### Source
Still, Wong viewed the recent precious metals pullback more "as a normalisation phase rather than a trend reversal," adding that the fundamentals behind the metal rally-- central bank demand for gold and industrial demand for silver-- still remained intact.
"While higher beta and sentiment-driven flows can amplify short-term volatility, medium-term fundamentals remain supported by demand from solar PV, grid modernisation and electrification themes, which should help cushion downside once positioning and sentiment stabilise," Wong said.
Strength in the dollar had been a major weight on precious metals over the past week, as the greenback rebounded from near four-year lows after U.S. President Donald Trump’s nominee for the next Federal Reserve Chair, Kevin Warsh, was viewed as being less dovish than markets were hoping.
This notion continued to chip away at metal prices in recent sessions.

### Problem details
Please repeat the precious metals passage word for word, beginning at "Still, Wong viewed" and stopping after "still remained intact.".

### Dataset entries

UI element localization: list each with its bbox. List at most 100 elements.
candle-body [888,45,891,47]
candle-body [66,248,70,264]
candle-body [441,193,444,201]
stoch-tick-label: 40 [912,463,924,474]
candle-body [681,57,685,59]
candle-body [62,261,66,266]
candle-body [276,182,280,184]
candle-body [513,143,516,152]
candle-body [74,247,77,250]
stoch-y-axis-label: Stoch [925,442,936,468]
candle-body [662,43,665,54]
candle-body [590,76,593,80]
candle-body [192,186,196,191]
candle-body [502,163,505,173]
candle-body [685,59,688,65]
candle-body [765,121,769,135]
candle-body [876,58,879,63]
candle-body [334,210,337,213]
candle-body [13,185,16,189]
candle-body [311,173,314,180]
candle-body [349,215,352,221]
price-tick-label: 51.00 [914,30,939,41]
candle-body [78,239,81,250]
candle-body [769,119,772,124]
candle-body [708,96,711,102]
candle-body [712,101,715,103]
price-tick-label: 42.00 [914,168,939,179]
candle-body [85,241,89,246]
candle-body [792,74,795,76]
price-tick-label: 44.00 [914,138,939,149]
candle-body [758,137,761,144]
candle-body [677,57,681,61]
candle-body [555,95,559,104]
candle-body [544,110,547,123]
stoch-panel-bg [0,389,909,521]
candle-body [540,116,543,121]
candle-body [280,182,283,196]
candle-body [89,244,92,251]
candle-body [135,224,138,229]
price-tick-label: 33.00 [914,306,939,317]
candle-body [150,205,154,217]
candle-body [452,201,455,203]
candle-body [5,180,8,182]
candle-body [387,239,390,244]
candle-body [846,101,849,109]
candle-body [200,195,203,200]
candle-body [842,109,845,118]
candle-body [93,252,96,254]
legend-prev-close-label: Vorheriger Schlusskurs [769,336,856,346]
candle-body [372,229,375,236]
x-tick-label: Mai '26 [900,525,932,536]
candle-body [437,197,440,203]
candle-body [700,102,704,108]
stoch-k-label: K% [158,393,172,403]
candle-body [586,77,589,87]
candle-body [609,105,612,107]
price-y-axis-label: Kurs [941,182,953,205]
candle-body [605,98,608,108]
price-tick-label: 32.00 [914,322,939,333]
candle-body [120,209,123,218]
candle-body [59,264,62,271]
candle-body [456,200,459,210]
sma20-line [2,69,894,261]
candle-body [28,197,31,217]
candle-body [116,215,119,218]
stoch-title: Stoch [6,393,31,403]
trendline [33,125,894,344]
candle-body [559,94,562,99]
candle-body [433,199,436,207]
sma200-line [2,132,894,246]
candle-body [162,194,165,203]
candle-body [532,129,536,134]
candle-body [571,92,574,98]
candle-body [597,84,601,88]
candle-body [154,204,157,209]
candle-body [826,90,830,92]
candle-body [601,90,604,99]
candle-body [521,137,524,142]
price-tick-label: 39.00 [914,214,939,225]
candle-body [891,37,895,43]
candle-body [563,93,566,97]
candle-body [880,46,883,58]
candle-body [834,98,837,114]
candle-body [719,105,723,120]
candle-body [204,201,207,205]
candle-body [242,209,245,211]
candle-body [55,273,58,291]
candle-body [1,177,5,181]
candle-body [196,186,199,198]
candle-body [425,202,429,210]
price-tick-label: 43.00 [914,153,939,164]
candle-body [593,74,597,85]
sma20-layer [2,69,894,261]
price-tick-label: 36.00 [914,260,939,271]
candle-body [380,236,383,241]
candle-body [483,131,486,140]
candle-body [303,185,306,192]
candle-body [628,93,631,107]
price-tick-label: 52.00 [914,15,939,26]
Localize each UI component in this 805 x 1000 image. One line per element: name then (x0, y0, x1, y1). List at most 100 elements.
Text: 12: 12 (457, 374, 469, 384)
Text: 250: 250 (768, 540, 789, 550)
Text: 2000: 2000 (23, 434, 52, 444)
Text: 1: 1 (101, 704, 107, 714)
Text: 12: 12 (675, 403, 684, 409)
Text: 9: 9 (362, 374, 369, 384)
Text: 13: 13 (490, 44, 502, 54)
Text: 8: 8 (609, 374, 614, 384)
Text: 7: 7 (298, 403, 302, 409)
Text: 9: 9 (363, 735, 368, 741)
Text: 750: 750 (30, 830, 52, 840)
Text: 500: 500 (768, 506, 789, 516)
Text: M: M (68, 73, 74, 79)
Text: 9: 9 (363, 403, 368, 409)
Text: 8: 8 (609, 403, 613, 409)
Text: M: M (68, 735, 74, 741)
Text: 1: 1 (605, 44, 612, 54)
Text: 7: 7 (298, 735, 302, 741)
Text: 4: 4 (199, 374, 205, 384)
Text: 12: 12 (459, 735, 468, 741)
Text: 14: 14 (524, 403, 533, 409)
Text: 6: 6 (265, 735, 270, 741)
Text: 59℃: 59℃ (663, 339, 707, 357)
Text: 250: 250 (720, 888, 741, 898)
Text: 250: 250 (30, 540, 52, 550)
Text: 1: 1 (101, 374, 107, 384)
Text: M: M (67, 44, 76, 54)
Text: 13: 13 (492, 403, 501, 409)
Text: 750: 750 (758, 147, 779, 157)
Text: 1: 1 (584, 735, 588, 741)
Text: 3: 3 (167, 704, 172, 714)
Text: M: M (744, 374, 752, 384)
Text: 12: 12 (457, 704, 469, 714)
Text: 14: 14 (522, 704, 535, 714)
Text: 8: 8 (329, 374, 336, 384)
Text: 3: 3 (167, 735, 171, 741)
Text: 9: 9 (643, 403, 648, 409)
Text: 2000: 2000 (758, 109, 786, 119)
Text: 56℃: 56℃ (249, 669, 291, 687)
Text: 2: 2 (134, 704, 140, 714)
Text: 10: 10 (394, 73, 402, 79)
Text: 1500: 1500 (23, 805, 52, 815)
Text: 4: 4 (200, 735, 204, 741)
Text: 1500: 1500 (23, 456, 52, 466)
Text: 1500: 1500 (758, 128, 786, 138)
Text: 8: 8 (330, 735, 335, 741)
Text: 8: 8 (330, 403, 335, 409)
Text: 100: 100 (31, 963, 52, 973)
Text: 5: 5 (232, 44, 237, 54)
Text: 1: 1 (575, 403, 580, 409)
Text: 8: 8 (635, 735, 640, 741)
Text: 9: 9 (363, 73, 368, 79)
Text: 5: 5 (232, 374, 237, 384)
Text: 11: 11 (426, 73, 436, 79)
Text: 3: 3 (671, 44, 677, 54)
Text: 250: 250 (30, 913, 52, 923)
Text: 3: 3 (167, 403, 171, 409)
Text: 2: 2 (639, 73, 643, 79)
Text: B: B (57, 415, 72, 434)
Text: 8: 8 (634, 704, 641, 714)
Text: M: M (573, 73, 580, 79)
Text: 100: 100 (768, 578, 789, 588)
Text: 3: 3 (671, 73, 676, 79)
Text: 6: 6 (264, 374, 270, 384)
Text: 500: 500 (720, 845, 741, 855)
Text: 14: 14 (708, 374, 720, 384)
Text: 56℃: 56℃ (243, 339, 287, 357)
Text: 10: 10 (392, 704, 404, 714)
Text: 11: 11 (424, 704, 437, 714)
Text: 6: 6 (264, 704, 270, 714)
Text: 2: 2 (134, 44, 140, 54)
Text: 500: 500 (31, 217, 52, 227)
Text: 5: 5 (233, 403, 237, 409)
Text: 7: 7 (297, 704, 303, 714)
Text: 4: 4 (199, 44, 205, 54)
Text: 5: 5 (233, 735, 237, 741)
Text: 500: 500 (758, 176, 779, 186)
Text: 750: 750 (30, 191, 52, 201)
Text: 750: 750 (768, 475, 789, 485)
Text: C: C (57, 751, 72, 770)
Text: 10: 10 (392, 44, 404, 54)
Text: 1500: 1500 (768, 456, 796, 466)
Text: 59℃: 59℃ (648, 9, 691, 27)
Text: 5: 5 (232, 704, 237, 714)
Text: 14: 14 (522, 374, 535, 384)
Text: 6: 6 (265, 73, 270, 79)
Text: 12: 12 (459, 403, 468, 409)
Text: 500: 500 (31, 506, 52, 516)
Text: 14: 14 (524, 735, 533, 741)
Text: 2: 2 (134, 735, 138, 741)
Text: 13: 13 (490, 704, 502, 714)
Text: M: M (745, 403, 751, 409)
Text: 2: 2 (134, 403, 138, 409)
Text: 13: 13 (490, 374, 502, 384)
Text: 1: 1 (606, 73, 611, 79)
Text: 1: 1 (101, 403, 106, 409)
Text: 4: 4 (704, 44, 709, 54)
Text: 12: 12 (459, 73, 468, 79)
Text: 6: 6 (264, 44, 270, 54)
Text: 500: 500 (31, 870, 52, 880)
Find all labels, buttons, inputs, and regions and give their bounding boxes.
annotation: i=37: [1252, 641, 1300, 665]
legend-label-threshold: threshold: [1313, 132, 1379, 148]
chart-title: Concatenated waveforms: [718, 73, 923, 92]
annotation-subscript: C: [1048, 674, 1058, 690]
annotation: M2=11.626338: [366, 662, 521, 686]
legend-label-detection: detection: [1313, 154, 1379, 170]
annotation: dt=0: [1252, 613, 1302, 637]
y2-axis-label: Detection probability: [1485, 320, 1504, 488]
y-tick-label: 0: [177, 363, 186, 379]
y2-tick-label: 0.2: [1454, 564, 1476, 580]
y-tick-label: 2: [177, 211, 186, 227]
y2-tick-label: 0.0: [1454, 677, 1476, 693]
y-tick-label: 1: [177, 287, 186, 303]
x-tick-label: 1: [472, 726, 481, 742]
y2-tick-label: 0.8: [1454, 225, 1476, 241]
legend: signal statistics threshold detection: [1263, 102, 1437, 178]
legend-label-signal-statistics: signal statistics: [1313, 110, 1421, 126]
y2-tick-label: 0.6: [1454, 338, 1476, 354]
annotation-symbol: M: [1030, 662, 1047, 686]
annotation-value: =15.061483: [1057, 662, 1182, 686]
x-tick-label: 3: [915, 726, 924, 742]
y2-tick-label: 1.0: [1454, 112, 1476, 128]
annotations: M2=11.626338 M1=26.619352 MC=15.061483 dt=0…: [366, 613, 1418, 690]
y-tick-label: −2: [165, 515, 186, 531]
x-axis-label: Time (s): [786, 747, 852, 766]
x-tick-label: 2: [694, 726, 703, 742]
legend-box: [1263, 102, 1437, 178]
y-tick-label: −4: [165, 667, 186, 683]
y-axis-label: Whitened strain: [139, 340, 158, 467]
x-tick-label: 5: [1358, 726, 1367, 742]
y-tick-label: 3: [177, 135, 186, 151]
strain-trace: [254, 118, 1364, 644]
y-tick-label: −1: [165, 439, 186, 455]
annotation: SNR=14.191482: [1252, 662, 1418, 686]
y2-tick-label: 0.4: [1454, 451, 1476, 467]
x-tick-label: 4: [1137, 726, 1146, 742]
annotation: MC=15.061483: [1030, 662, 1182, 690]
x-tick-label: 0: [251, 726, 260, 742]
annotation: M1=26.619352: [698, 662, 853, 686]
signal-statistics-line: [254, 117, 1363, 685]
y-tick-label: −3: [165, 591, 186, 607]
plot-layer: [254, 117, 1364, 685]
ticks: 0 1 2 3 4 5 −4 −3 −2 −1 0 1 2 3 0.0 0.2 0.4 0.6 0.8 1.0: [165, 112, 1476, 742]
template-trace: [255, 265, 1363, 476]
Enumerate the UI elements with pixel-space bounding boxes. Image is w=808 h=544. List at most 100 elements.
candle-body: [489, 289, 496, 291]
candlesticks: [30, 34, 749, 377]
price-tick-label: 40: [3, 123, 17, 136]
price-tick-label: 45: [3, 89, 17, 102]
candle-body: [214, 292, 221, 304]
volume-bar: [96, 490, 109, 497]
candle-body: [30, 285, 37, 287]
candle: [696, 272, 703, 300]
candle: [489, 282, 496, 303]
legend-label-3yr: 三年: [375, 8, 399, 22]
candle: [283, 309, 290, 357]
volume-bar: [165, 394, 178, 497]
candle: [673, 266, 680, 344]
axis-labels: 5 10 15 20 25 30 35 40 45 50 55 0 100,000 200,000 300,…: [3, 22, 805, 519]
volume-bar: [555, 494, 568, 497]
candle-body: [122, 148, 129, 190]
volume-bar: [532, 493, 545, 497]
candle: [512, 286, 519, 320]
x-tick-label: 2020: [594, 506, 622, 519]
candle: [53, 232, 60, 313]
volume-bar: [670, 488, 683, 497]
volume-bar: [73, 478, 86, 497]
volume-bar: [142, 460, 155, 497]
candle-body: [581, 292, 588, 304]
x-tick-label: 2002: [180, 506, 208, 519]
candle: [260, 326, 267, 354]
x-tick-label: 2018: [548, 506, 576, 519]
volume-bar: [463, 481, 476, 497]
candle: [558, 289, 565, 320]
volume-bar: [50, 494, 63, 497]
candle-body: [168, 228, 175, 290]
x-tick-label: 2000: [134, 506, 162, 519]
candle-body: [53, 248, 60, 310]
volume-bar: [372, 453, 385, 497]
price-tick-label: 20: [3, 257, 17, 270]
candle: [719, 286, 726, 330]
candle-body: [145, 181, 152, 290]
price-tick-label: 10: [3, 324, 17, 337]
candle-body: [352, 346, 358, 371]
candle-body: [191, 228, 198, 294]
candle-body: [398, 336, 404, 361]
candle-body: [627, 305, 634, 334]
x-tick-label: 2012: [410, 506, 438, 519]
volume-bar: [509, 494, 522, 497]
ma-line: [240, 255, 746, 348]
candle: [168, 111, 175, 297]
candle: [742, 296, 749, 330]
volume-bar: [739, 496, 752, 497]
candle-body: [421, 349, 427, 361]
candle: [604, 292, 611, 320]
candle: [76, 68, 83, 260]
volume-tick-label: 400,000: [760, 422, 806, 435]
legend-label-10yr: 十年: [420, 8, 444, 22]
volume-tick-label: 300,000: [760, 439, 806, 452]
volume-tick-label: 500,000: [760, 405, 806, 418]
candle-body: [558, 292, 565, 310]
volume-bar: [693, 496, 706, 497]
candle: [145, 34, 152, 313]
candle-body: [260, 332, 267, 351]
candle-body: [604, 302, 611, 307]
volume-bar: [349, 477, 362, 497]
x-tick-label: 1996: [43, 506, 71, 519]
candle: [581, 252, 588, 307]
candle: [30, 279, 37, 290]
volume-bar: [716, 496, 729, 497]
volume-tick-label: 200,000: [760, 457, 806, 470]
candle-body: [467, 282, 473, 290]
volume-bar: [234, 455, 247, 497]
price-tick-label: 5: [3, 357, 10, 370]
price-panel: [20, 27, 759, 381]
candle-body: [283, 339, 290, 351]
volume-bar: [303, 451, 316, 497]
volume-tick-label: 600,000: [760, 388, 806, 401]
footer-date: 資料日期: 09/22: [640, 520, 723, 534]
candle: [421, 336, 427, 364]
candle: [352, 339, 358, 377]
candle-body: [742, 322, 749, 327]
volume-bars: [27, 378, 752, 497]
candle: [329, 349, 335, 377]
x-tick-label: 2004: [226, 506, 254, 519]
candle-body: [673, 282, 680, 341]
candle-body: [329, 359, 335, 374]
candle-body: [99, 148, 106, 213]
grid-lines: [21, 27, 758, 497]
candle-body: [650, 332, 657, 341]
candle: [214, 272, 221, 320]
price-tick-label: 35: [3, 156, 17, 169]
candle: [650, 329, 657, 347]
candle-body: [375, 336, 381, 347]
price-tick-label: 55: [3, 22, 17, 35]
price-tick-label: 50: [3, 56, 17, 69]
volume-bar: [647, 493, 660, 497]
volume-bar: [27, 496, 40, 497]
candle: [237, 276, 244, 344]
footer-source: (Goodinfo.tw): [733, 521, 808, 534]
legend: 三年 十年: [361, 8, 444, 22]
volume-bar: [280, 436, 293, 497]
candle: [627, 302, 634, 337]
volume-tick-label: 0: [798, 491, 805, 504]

### Solution to this task
Still, Wong viewed the recent precious metals pullback more "as a normalisation phase rather than a trend reversal," adding that the fundamentals behind the metal rally-- central bank demand for gold and industrial demand for silver-- still remained intact.